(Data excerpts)
----------------

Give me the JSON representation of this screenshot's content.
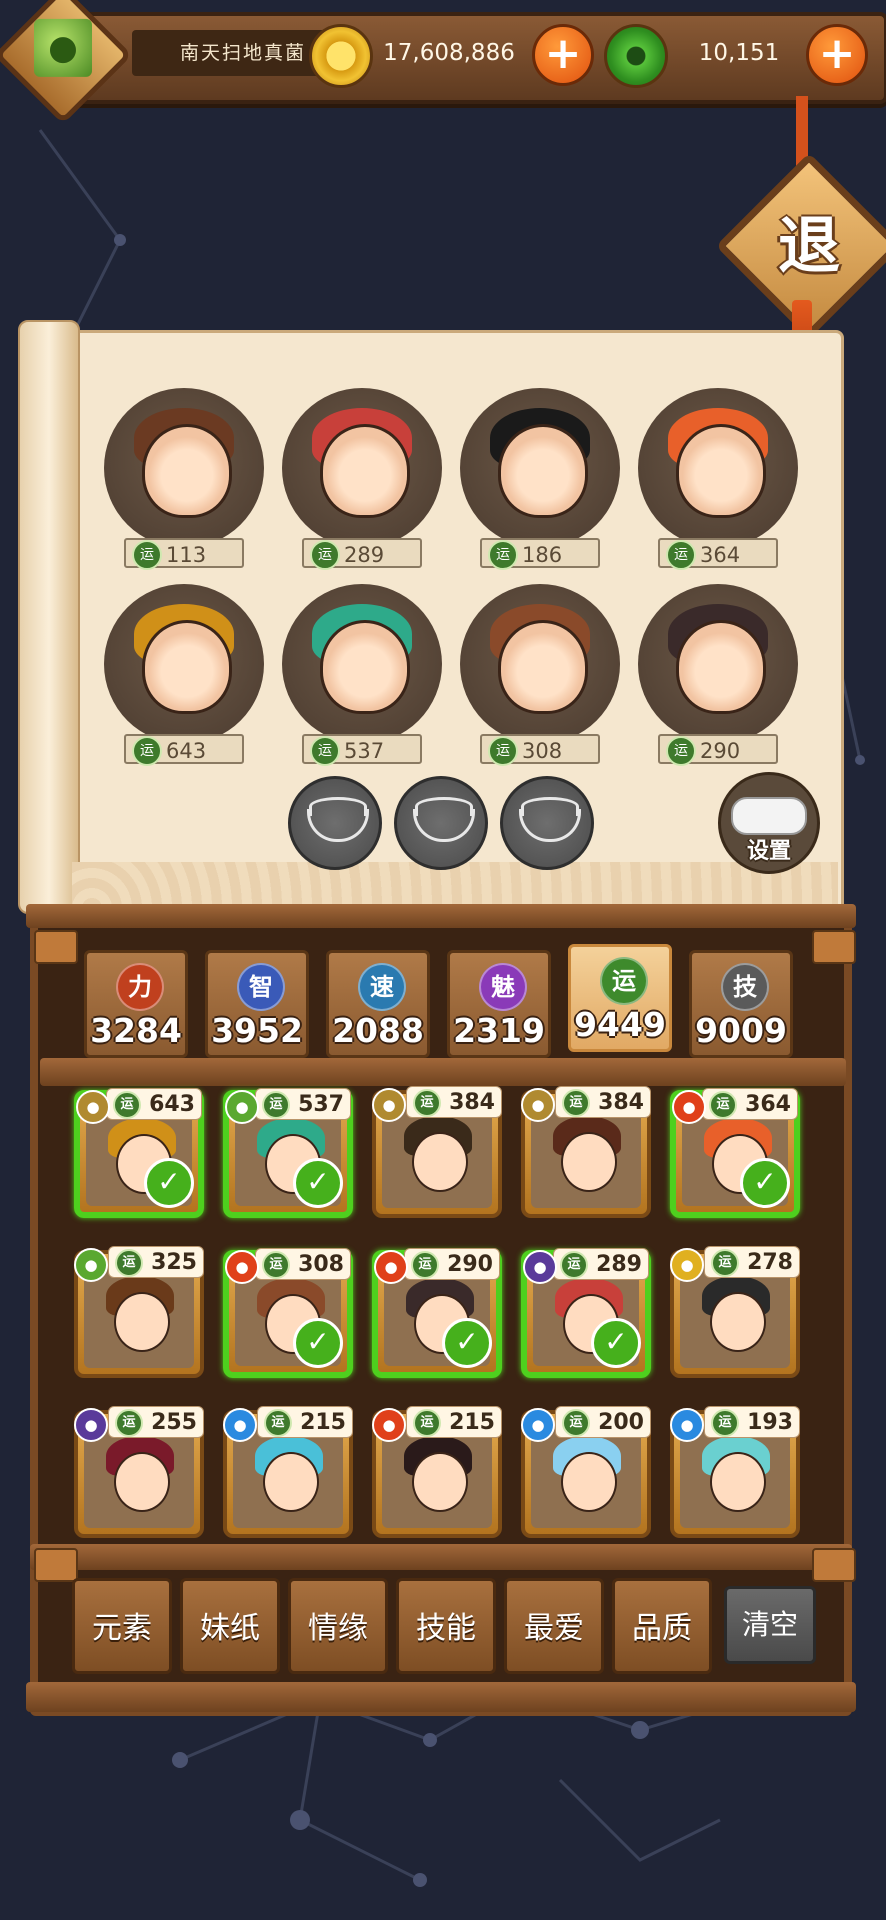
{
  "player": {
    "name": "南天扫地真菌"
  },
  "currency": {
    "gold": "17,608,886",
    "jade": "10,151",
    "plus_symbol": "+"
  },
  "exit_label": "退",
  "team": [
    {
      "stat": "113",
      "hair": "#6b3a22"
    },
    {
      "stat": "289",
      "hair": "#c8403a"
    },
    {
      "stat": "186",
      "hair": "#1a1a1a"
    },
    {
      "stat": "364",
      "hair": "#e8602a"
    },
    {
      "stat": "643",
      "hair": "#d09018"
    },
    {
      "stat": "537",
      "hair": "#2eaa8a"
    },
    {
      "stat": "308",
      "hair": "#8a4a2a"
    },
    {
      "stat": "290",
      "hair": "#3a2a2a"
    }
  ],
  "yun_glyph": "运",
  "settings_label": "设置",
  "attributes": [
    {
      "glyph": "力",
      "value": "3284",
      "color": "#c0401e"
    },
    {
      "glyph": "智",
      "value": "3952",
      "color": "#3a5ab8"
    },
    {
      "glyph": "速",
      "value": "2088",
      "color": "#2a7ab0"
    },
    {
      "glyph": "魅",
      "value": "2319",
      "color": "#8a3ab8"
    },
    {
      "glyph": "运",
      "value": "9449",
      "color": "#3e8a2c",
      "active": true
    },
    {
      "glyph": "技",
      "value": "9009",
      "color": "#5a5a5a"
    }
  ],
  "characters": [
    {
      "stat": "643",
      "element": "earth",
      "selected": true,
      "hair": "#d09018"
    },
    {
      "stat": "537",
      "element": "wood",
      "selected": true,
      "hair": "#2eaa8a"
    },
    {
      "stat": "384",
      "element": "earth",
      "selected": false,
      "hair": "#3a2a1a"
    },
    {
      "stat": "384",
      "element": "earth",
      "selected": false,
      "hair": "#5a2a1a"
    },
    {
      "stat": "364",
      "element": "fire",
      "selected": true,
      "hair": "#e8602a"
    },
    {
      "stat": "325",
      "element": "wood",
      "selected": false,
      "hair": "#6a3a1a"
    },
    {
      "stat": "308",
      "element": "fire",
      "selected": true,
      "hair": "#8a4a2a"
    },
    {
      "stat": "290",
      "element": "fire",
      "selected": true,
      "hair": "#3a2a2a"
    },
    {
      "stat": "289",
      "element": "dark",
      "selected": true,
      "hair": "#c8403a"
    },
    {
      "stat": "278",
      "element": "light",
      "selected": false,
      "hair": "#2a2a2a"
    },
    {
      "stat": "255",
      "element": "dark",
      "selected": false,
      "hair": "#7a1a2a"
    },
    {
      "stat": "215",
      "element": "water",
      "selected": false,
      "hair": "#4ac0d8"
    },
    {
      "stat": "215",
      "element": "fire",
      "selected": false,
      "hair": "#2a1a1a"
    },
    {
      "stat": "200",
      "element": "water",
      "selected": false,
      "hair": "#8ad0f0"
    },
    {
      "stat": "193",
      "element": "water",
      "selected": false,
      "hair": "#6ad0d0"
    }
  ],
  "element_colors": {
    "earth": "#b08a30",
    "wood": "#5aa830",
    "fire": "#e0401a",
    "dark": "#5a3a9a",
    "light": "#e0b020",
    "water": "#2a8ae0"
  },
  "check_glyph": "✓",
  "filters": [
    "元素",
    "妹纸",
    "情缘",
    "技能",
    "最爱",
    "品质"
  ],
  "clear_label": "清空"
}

----------------

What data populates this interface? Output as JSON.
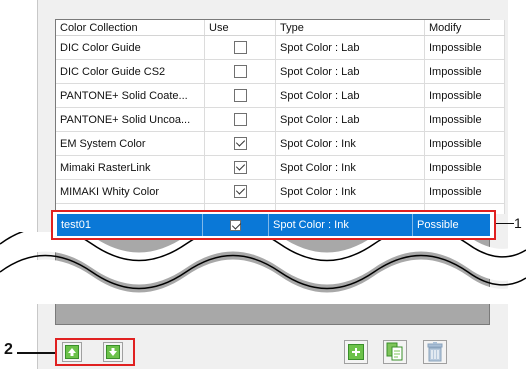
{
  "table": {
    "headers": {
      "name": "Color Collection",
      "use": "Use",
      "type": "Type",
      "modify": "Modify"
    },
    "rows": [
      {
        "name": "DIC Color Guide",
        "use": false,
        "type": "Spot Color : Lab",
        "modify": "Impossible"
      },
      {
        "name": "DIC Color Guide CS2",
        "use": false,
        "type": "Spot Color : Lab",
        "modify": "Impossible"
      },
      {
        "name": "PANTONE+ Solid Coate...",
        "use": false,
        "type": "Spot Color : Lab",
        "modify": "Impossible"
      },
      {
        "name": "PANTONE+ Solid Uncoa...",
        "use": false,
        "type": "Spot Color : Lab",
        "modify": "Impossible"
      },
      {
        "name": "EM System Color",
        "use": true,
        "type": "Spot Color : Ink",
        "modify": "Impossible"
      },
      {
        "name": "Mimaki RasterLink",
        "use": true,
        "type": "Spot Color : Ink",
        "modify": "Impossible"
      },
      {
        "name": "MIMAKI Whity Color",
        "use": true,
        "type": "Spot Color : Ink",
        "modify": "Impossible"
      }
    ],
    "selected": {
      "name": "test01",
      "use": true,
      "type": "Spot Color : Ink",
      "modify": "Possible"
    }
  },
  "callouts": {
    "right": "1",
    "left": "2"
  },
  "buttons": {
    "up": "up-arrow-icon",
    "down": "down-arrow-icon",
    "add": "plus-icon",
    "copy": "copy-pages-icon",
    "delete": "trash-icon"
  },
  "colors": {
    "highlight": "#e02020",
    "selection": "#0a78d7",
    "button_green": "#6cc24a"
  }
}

----------------

OBJECTIVE:
Copy every line of the records above that holds the word "name".

PROBLEM SOLUTION:
    "name": "南天扫地真菌"
      "name": "Color Collection",
        "name": "DIC Color Guide",
        "name": "DIC Color Guide CS2",
        "name": "PANTONE+ Solid Coate...",
        "name": "PANTONE+ Solid Uncoa...",
        "name": "EM System Color",
        "name": "Mimaki RasterLink",
        "name": "MIMAKI Whity Color",
      "name": "test01",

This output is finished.